◆ Record set ◆

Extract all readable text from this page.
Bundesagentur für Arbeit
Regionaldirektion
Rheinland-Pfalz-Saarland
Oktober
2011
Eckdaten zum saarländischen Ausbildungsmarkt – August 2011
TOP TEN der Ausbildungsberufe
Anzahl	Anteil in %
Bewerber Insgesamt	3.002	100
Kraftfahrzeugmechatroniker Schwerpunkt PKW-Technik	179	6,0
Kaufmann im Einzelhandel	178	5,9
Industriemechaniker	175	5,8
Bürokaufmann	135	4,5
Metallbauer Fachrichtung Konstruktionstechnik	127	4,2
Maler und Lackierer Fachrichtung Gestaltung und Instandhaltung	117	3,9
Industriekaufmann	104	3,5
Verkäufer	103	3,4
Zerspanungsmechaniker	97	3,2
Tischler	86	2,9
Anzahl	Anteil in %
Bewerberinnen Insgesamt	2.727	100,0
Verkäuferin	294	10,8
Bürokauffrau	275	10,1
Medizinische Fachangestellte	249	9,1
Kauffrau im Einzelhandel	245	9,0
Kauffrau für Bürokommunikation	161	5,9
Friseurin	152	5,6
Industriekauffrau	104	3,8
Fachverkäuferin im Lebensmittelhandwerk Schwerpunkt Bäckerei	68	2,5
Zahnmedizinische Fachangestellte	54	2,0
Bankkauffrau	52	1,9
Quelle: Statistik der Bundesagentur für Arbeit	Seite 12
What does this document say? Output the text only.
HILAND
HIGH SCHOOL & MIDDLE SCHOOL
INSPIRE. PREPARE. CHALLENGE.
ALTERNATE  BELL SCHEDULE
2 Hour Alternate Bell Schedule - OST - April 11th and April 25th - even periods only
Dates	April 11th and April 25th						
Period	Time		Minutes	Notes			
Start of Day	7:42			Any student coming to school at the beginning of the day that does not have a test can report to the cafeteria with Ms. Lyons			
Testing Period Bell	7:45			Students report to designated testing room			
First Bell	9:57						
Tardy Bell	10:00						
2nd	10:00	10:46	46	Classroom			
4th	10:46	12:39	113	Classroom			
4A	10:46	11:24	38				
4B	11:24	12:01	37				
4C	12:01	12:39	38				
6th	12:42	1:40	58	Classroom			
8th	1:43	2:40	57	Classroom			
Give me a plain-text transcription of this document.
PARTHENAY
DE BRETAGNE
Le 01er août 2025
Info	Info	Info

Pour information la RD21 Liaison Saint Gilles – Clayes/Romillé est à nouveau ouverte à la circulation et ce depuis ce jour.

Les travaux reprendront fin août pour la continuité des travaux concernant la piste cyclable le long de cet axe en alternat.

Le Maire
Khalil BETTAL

◆ Work required ◆
Write out all of the records above exactly as they appear.

◆ Answer to the task ◆
Extract all readable text from this page.
Bundesagentur für Arbeit
Regionaldirektion
Rheinland-Pfalz-Saarland
Oktober
2011
Eckdaten zum saarländischen Ausbildungsmarkt – August 2011
TOP TEN der Ausbildungsberufe
Anzahl	Anteil in %
Bewerber Insgesamt	3.002	100
Kraftfahrzeugmechatroniker Schwerpunkt PKW-Technik	179	6,0
Kaufmann im Einzelhandel	178	5,9
Industriemechaniker	175	5,8
Bürokaufmann	135	4,5
Metallbauer Fachrichtung Konstruktionstechnik	127	4,2
Maler und Lackierer Fachrichtung Gestaltung und Instandhaltung	117	3,9
Industriekaufmann	104	3,5
Verkäufer	103	3,4
Zerspanungsmechaniker	97	3,2
Tischler	86	2,9
Anzahl	Anteil in %
Bewerberinnen Insgesamt	2.727	100,0
Verkäuferin	294	10,8
Bürokauffrau	275	10,1
Medizinische Fachangestellte	249	9,1
Kauffrau im Einzelhandel	245	9,0
Kauffrau für Bürokommunikation	161	5,9
Friseurin	152	5,6
Industriekauffrau	104	3,8
Fachverkäuferin im Lebensmittelhandwerk Schwerpunkt Bäckerei	68	2,5
Zahnmedizinische Fachangestellte	54	2,0
Bankkauffrau	52	1,9
Quelle: Statistik der Bundesagentur für Arbeit	Seite 12
What does this document say? Output the text only.
HILAND
HIGH SCHOOL & MIDDLE SCHOOL
INSPIRE. PREPARE. CHALLENGE.
ALTERNATE  BELL SCHEDULE
2 Hour Alternate Bell Schedule - OST - April 11th and April 25th - even periods only
Dates	April 11th and April 25th						
Period	Time		Minutes	Notes			
Start of Day	7:42			Any student coming to school at the beginning of the day that does not have a test can report to the cafeteria with Ms. Lyons			
Testing Period Bell	7:45			Students report to designated testing room			
First Bell	9:57						
Tardy Bell	10:00						
2nd	10:00	10:46	46	Classroom			
4th	10:46	12:39	113	Classroom			
4A	10:46	11:24	38				
4B	11:24	12:01	37				
4C	12:01	12:39	38				
6th	12:42	1:40	58	Classroom			
8th	1:43	2:40	57	Classroom			
Give me a plain-text transcription of this document.
PARTHENAY
DE BRETAGNE
Le 01er août 2025
Info	Info	Info

Pour information la RD21 Liaison Saint Gilles – Clayes/Romillé est à nouveau ouverte à la circulation et ce depuis ce jour.

Les travaux reprendront fin août pour la continuité des travaux concernant la piste cyclable le long de cet axe en alternat.

Le Maire
Khalil BETTAL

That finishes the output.